* WHAT YOU NEED TO DO
Copying task for the records below: reproduce each one exactly and drop the pictures.

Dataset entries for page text
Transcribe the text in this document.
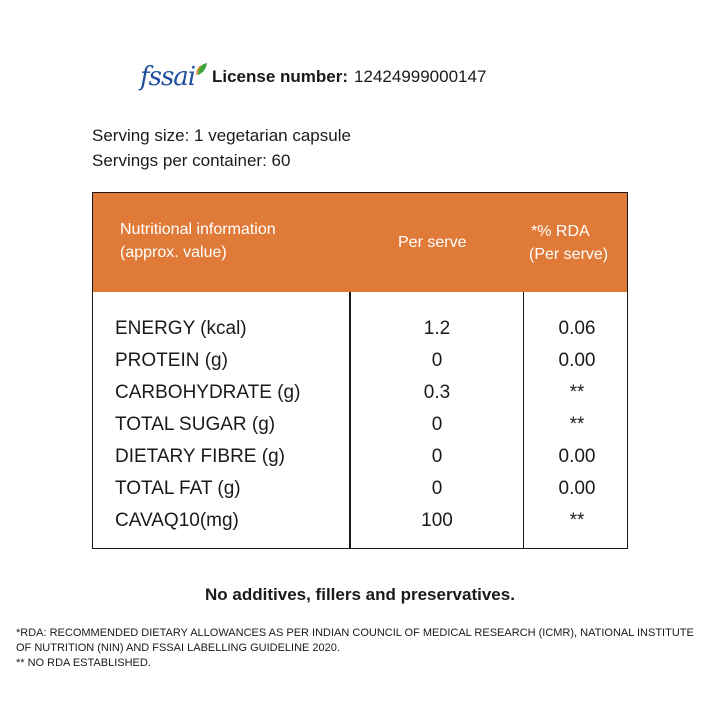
fssai License number: 12424999000147
Serving size: 1 vegetarian capsule
Servings per container: 60
Nutritional information
(approx. value)
Per serve
*% RDA
(Per serve)
ENERGY (kcal)
PROTEIN (g)
CARBOHYDRATE (g)
TOTAL SUGAR (g)
DIETARY FIBRE (g)
TOTAL FAT (g)
CAVAQ10(mg)
1.2
0
0.3
0
0
0
100
0.06
0.00
**
**
0.00
0.00
**
No additives, fillers and preservatives.
*RDA: RECOMMENDED DIETARY ALLOWANCES AS PER INDIAN COUNCIL OF MEDICAL RESEARCH (ICMR), NATIONAL INSTITUTE OF NUTRITION (NIN) AND FSSAI LABELLING GUIDELINE 2020.
** NO RDA ESTABLISHED.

* ANSWER TO THIS EXERCISE
Transcribe the text in this document.
fssai License number: 12424999000147
Serving size: 1 vegetarian capsule
Servings per container: 60
Nutritional information
(approx. value)
Per serve
*% RDA
(Per serve)
ENERGY (kcal)
PROTEIN (g)
CARBOHYDRATE (g)
TOTAL SUGAR (g)
DIETARY FIBRE (g)
TOTAL FAT (g)
CAVAQ10(mg)
1.2
0
0.3
0
0
0
100
0.06
0.00
**
**
0.00
0.00
**
No additives, fillers and preservatives.
*RDA: RECOMMENDED DIETARY ALLOWANCES AS PER INDIAN COUNCIL OF MEDICAL RESEARCH (ICMR), NATIONAL INSTITUTE OF NUTRITION (NIN) AND FSSAI LABELLING GUIDELINE 2020.
** NO RDA ESTABLISHED.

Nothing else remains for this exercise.